Entries from a visual dataset
▽

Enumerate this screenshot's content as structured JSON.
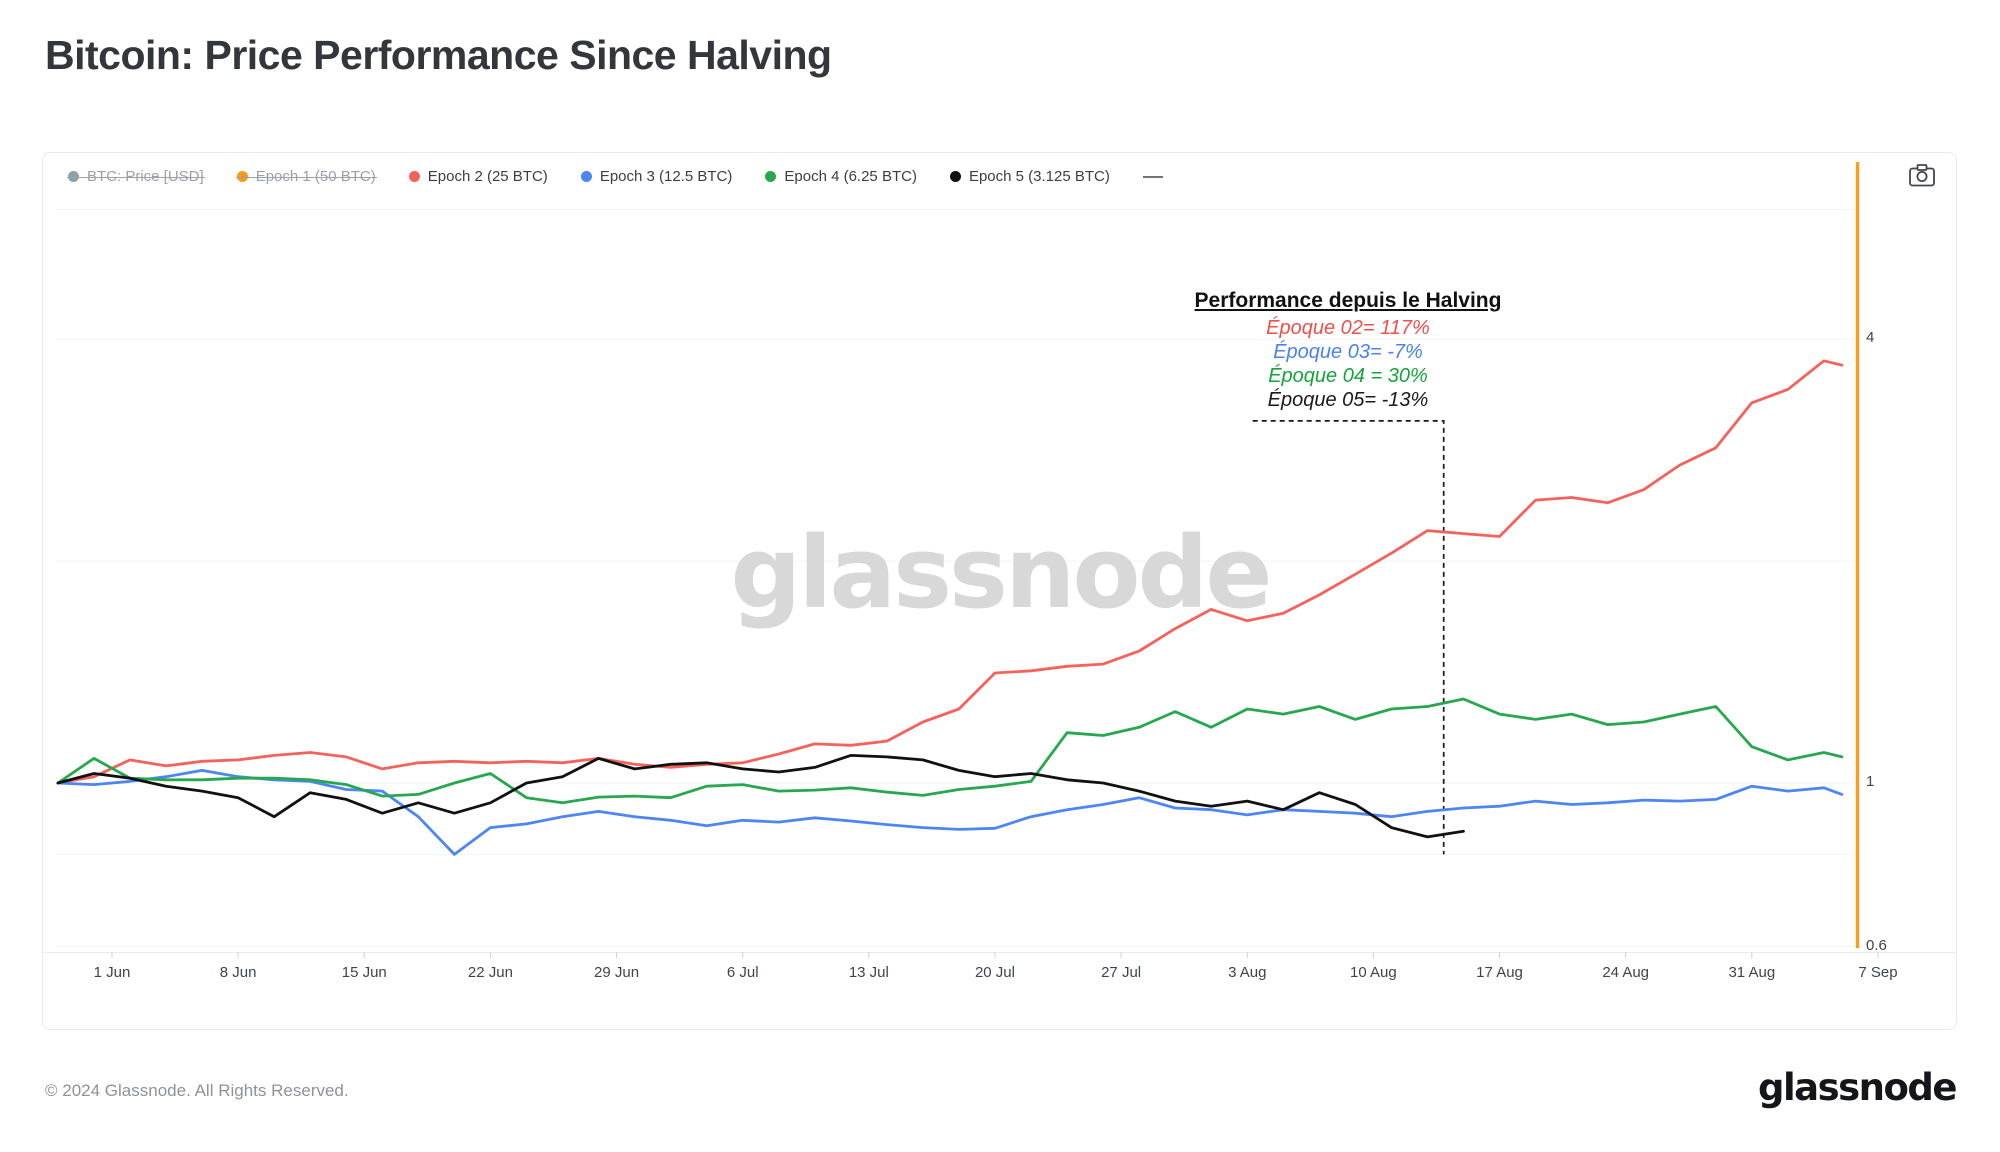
{
  "page": {
    "title": "Bitcoin: Price Performance Since Halving"
  },
  "legend": {
    "items": [
      {
        "label": "BTC: Price [USD]",
        "color": "#8ba0ab",
        "disabled": true
      },
      {
        "label": "Epoch 1 (50 BTC)",
        "color": "#f89b1c",
        "disabled": true
      },
      {
        "label": "Epoch 2 (25 BTC)",
        "color": "#f4625c",
        "disabled": false
      },
      {
        "label": "Epoch 3 (12.5 BTC)",
        "color": "#4d86f2",
        "disabled": false
      },
      {
        "label": "Epoch 4 (6.25 BTC)",
        "color": "#27a74e",
        "disabled": false
      },
      {
        "label": "Epoch 5 (3.125 BTC)",
        "color": "#111111",
        "disabled": false
      }
    ]
  },
  "toolbar": {
    "camera_icon": "camera"
  },
  "watermark": "glassnode",
  "annotation": {
    "title": "Performance depuis le Halving",
    "lines": [
      {
        "text": "Époque 02= 117%",
        "color": "#f0504a"
      },
      {
        "text": "Époque 03= -7%",
        "color": "#4a82f2"
      },
      {
        "text": "Époque 04 = 30%",
        "color": "#16a33c"
      },
      {
        "text": "Époque 05= -13%",
        "color": "#1a1a1a"
      }
    ]
  },
  "footer": {
    "copyright": "© 2024 Glassnode. All Rights Reserved.",
    "logo": "glassnode"
  },
  "chart_data": {
    "type": "line",
    "y_scale": "log",
    "title": "Bitcoin: Price Performance Since Halving",
    "x_tick_labels": [
      "1 Jun",
      "8 Jun",
      "15 Jun",
      "22 Jun",
      "29 Jun",
      "6 Jul",
      "13 Jul",
      "20 Jul",
      "27 Jul",
      "3 Aug",
      "10 Aug",
      "17 Aug",
      "24 Aug",
      "31 Aug",
      "7 Sep"
    ],
    "x_tick_days": [
      3,
      10,
      17,
      24,
      31,
      38,
      45,
      52,
      59,
      66,
      73,
      80,
      87,
      94,
      101
    ],
    "y_ticks": [
      {
        "label": "4",
        "value": 4
      },
      {
        "label": "1",
        "value": 1
      },
      {
        "label": "0.6",
        "value": 0.6
      }
    ],
    "gridline_values": [
      6,
      4,
      2,
      1,
      0.8,
      0.6
    ],
    "halving_line_color": "#f99d1c",
    "dashed_box": {
      "from_day": 66.3,
      "to_day": 76.9,
      "top_value": 3.1,
      "bottom_value": 0.8
    },
    "days": [
      0,
      2,
      4,
      6,
      8,
      10,
      12,
      14,
      16,
      18,
      20,
      22,
      24,
      26,
      28,
      30,
      32,
      34,
      36,
      38,
      40,
      42,
      44,
      46,
      48,
      50,
      52,
      54,
      56,
      58,
      60,
      62,
      64,
      66,
      68,
      70,
      72,
      74,
      76,
      78,
      80,
      82,
      84,
      86,
      88,
      90,
      92,
      94,
      96,
      98,
      99
    ],
    "series": [
      {
        "name": "BTC: Price [USD]",
        "color": "#8ba0ab",
        "disabled": true,
        "values": null
      },
      {
        "name": "Epoch 1 (50 BTC)",
        "color": "#f89b1c",
        "disabled": true,
        "values": null
      },
      {
        "name": "Epoch 2 (25 BTC)",
        "color": "#f4625c",
        "disabled": false,
        "values": [
          1.0,
          1.02,
          1.075,
          1.055,
          1.07,
          1.075,
          1.09,
          1.1,
          1.085,
          1.045,
          1.065,
          1.07,
          1.065,
          1.07,
          1.065,
          1.08,
          1.06,
          1.05,
          1.06,
          1.065,
          1.095,
          1.13,
          1.125,
          1.14,
          1.21,
          1.26,
          1.41,
          1.42,
          1.44,
          1.45,
          1.51,
          1.62,
          1.72,
          1.66,
          1.7,
          1.8,
          1.92,
          2.05,
          2.2,
          2.18,
          2.16,
          2.42,
          2.44,
          2.4,
          2.5,
          2.7,
          2.85,
          3.28,
          3.42,
          3.74,
          3.69
        ]
      },
      {
        "name": "Epoch 3 (12.5 BTC)",
        "color": "#4d86f2",
        "disabled": false,
        "values": [
          1.0,
          0.995,
          1.005,
          1.02,
          1.04,
          1.02,
          1.01,
          1.005,
          0.98,
          0.975,
          0.9,
          0.8,
          0.87,
          0.88,
          0.9,
          0.915,
          0.9,
          0.89,
          0.875,
          0.89,
          0.885,
          0.897,
          0.888,
          0.878,
          0.87,
          0.865,
          0.868,
          0.9,
          0.92,
          0.935,
          0.955,
          0.925,
          0.92,
          0.905,
          0.92,
          0.915,
          0.91,
          0.9,
          0.915,
          0.925,
          0.93,
          0.945,
          0.935,
          0.94,
          0.948,
          0.945,
          0.95,
          0.99,
          0.975,
          0.985,
          0.965
        ]
      },
      {
        "name": "Epoch 4 (6.25 BTC)",
        "color": "#27a74e",
        "disabled": false,
        "values": [
          1.0,
          1.08,
          1.015,
          1.01,
          1.01,
          1.015,
          1.015,
          1.01,
          0.995,
          0.96,
          0.965,
          1.0,
          1.03,
          0.955,
          0.94,
          0.957,
          0.96,
          0.955,
          0.99,
          0.995,
          0.975,
          0.978,
          0.985,
          0.972,
          0.962,
          0.98,
          0.99,
          1.005,
          1.17,
          1.16,
          1.19,
          1.25,
          1.19,
          1.26,
          1.24,
          1.27,
          1.22,
          1.26,
          1.27,
          1.3,
          1.24,
          1.22,
          1.24,
          1.2,
          1.21,
          1.24,
          1.27,
          1.12,
          1.075,
          1.1,
          1.085
        ]
      },
      {
        "name": "Epoch 5 (3.125 BTC)",
        "color": "#111111",
        "disabled": false,
        "values": [
          1.0,
          1.03,
          1.015,
          0.99,
          0.975,
          0.955,
          0.9,
          0.97,
          0.95,
          0.91,
          0.94,
          0.91,
          0.94,
          1.0,
          1.02,
          1.08,
          1.045,
          1.06,
          1.065,
          1.045,
          1.035,
          1.05,
          1.09,
          1.085,
          1.075,
          1.04,
          1.02,
          1.03,
          1.01,
          1.0,
          0.975,
          0.945,
          0.93,
          0.945,
          0.92,
          0.97,
          0.935,
          0.87,
          0.845,
          0.86,
          null,
          null,
          null,
          null,
          null,
          null,
          null,
          null,
          null,
          null,
          null
        ]
      }
    ]
  }
}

△

INSTRUCTION — What is the number of lines that contain "Bitcoin"? Reply with that number alone.

RESULT BELOW — 2